TO DO: Pick out the lines containing "quick".
☆ ☆ ☆ ☆
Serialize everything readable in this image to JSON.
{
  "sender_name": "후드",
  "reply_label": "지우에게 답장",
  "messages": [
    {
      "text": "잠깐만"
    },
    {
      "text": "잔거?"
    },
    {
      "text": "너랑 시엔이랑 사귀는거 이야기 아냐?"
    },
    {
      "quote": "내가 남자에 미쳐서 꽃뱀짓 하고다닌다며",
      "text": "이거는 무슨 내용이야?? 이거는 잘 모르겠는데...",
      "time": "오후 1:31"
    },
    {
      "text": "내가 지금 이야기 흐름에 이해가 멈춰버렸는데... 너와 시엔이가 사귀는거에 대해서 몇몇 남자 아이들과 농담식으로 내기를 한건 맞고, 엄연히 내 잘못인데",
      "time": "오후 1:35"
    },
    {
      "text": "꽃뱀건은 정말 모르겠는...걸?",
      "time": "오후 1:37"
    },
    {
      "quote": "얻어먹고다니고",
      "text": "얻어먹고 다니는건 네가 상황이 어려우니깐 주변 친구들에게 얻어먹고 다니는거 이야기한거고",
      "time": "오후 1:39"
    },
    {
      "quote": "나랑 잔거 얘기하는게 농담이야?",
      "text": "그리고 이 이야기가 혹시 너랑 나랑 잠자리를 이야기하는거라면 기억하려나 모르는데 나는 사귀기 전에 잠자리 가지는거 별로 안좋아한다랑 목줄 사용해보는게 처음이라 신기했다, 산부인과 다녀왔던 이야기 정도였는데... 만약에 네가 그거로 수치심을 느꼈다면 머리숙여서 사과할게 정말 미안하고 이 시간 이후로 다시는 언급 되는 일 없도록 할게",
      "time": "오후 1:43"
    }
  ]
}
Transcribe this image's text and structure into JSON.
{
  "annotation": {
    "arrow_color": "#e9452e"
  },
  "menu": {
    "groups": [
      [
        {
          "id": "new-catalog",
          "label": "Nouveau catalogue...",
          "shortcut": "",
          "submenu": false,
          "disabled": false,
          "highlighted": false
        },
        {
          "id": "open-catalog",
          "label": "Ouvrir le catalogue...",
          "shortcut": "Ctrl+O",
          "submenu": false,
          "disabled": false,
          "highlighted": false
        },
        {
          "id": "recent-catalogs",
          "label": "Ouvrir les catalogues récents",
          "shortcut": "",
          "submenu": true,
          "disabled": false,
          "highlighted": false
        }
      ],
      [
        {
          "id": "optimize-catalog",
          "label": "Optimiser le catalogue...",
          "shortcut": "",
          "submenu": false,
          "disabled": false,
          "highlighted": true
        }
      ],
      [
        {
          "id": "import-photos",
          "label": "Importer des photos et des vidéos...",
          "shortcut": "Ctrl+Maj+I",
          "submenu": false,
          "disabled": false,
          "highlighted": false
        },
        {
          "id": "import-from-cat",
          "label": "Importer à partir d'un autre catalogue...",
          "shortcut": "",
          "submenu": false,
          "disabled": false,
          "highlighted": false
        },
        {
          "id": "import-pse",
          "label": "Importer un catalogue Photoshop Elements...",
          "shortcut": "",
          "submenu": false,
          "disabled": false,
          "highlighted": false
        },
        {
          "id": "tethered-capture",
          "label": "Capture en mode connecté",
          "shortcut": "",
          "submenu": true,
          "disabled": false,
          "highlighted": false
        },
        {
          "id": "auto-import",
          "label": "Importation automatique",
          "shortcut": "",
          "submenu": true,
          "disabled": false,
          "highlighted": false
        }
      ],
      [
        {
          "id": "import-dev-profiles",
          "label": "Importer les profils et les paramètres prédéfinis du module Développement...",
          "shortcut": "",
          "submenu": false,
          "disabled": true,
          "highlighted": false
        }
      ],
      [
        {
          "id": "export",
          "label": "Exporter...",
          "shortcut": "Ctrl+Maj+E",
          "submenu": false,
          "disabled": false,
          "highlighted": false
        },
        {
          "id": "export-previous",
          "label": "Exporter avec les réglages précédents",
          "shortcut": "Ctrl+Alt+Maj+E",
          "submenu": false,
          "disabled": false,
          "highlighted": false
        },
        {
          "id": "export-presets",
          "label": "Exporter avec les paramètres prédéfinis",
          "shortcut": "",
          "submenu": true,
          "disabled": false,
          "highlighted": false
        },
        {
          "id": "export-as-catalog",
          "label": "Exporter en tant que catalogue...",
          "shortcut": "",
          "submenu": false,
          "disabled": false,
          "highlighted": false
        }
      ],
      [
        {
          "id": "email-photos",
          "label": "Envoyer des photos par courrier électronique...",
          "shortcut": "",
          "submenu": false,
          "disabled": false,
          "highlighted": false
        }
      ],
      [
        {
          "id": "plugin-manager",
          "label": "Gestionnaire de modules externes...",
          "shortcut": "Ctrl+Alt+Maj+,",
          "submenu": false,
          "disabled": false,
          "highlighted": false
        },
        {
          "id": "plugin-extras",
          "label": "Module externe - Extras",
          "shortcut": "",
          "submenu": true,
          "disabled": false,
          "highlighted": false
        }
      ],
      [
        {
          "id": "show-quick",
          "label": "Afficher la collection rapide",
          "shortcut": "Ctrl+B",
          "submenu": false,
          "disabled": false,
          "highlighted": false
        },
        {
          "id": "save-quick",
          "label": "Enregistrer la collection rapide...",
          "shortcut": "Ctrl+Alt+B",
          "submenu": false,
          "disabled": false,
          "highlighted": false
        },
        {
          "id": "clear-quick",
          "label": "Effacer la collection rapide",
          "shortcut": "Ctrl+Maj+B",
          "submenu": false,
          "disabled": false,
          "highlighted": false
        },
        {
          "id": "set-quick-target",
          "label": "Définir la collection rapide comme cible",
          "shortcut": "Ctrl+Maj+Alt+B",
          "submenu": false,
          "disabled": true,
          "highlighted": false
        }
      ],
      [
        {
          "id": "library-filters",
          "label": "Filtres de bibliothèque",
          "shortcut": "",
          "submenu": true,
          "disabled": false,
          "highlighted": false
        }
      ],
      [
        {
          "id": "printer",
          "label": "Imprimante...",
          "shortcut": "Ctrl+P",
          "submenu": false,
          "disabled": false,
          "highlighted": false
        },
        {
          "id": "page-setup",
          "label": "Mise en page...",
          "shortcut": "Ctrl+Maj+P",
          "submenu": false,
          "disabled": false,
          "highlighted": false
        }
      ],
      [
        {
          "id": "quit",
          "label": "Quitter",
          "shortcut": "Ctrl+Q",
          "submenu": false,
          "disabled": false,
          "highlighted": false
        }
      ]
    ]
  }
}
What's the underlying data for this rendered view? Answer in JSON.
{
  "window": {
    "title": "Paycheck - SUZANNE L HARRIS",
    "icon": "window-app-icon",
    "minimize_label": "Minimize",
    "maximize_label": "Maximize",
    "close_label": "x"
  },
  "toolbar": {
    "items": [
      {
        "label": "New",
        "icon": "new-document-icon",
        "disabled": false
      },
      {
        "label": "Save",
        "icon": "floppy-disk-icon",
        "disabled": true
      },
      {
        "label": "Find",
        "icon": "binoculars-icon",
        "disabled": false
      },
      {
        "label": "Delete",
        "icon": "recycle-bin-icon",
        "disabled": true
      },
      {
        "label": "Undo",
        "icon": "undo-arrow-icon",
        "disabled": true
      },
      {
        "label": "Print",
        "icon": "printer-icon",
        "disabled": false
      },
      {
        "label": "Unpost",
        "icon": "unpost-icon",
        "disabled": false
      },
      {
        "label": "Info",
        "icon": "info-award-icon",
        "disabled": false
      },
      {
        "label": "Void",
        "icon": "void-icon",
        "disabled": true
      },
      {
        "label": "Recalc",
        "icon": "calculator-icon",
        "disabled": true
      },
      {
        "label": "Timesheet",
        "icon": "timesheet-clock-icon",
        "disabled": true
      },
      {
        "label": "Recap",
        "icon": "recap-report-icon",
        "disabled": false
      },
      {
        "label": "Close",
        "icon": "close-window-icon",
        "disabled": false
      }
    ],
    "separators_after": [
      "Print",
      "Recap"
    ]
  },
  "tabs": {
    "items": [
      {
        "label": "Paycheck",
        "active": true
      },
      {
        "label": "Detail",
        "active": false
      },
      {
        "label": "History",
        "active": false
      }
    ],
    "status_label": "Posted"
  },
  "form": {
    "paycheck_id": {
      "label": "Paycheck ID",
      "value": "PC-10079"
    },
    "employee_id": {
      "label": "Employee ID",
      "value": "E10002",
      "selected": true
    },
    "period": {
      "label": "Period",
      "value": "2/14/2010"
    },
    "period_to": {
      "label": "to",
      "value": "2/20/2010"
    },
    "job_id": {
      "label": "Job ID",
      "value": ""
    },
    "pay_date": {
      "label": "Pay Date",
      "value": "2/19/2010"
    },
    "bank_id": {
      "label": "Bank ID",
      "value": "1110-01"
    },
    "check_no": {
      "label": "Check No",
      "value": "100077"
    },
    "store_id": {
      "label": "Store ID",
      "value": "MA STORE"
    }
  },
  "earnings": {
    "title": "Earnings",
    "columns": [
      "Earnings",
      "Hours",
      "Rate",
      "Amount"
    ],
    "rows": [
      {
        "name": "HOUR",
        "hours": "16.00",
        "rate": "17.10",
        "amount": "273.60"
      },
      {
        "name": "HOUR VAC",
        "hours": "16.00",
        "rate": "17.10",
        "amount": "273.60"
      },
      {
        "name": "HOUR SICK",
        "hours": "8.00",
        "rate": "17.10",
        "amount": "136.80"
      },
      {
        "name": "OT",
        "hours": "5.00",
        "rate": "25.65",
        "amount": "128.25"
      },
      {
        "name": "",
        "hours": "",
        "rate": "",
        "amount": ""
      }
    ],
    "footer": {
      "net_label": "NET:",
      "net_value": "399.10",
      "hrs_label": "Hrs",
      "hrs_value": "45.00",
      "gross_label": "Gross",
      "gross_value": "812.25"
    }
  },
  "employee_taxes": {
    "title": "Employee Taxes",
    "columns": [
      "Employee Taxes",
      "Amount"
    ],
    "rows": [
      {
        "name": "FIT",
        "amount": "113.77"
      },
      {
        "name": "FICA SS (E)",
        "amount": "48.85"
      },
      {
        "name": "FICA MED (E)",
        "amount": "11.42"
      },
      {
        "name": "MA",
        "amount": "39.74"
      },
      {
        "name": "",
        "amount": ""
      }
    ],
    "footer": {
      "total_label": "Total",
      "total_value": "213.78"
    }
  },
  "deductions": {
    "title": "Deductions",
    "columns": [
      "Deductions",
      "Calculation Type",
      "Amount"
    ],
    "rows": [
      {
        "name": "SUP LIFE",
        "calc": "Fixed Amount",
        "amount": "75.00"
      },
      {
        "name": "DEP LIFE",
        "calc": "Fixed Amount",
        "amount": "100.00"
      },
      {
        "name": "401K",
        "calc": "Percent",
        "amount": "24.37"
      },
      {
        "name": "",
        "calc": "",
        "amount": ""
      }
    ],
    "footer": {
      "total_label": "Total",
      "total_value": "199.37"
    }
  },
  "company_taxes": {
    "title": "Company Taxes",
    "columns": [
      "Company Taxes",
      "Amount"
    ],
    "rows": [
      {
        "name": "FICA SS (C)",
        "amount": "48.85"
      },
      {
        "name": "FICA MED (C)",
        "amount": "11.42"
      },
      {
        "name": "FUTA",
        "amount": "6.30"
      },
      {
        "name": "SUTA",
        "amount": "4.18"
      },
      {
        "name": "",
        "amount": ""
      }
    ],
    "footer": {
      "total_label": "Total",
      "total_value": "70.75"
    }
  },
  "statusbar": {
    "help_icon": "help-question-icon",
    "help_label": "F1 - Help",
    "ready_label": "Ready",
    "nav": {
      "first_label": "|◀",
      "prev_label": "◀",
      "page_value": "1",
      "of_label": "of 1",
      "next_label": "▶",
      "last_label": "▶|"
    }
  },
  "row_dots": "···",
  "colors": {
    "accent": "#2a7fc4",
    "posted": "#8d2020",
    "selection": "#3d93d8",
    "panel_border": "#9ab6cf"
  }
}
☆ ☆ ☆ ☆
SOLUTION TO THIS TASK:
          "id": "show-quick",
          "id": "save-quick",
          "id": "clear-quick",
          "id": "set-quick-target",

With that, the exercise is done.